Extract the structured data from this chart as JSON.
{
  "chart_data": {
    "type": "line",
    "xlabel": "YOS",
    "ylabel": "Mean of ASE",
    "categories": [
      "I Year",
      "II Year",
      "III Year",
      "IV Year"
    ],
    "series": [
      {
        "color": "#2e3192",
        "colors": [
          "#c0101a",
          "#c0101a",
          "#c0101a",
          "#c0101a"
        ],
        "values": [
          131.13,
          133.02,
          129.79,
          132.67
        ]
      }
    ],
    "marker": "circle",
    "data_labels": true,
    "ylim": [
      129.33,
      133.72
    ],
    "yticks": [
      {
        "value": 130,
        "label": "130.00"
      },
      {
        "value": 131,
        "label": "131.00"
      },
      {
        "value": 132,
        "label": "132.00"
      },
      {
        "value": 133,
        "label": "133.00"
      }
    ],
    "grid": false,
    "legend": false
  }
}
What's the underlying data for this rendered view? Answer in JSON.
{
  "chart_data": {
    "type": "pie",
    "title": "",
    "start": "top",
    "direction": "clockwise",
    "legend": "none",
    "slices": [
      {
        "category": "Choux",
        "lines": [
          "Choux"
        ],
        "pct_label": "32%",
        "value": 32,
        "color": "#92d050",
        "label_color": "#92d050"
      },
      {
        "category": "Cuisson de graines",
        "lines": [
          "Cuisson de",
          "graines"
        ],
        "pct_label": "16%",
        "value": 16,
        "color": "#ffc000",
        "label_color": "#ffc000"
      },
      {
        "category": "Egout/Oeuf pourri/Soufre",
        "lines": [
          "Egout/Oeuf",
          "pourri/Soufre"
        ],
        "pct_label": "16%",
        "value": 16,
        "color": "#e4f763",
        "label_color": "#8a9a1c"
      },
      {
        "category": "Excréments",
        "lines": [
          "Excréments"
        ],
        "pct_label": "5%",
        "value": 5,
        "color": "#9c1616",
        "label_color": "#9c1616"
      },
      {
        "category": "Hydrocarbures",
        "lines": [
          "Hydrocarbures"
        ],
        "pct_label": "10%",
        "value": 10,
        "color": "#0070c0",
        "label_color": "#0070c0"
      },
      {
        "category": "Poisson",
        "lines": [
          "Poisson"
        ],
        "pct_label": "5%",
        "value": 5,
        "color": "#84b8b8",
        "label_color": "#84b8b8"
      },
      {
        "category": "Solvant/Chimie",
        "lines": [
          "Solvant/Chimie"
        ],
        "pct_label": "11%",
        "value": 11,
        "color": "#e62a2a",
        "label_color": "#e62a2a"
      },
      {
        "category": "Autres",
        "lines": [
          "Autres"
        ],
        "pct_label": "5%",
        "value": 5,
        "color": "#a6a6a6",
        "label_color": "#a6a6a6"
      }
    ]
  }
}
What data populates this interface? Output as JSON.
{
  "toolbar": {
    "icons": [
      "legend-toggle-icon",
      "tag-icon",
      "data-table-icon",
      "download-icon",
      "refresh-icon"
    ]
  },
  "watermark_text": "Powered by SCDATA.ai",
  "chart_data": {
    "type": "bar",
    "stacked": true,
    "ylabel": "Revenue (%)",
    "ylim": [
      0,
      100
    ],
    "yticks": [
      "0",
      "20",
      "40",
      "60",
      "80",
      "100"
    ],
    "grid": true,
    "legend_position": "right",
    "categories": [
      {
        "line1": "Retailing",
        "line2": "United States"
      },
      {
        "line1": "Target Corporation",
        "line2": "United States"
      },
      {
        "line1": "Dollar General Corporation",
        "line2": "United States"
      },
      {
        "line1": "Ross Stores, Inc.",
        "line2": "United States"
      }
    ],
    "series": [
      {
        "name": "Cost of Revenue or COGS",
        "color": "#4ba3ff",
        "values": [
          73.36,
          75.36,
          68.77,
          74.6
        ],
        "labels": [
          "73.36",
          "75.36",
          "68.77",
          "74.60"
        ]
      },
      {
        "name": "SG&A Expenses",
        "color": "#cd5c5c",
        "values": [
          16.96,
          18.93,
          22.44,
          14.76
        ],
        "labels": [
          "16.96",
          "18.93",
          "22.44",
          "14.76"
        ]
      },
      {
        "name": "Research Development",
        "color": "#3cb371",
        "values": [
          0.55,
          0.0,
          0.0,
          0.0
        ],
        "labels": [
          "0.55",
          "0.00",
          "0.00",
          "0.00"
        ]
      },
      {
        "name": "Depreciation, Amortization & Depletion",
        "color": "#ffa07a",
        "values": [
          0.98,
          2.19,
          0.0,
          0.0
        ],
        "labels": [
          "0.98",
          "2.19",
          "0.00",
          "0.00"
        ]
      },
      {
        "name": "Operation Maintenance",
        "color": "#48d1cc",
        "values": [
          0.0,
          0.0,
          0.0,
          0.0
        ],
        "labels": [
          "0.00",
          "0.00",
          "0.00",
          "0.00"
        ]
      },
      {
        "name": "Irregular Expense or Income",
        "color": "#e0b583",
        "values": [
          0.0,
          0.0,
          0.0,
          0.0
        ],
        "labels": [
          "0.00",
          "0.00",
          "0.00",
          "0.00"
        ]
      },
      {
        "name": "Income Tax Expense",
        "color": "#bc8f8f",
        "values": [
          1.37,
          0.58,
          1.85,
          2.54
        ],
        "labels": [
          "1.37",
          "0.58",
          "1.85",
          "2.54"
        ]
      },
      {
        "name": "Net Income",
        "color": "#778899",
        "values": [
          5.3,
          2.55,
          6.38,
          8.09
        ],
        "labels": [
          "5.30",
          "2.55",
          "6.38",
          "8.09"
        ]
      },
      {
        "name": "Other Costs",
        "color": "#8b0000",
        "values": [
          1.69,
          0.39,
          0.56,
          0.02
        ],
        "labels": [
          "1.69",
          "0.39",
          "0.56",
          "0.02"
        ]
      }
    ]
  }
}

• What is asked
The answer is the number of lines in the preceding material that hold "JSON"; write that number and nothing else.

• Output of the task
3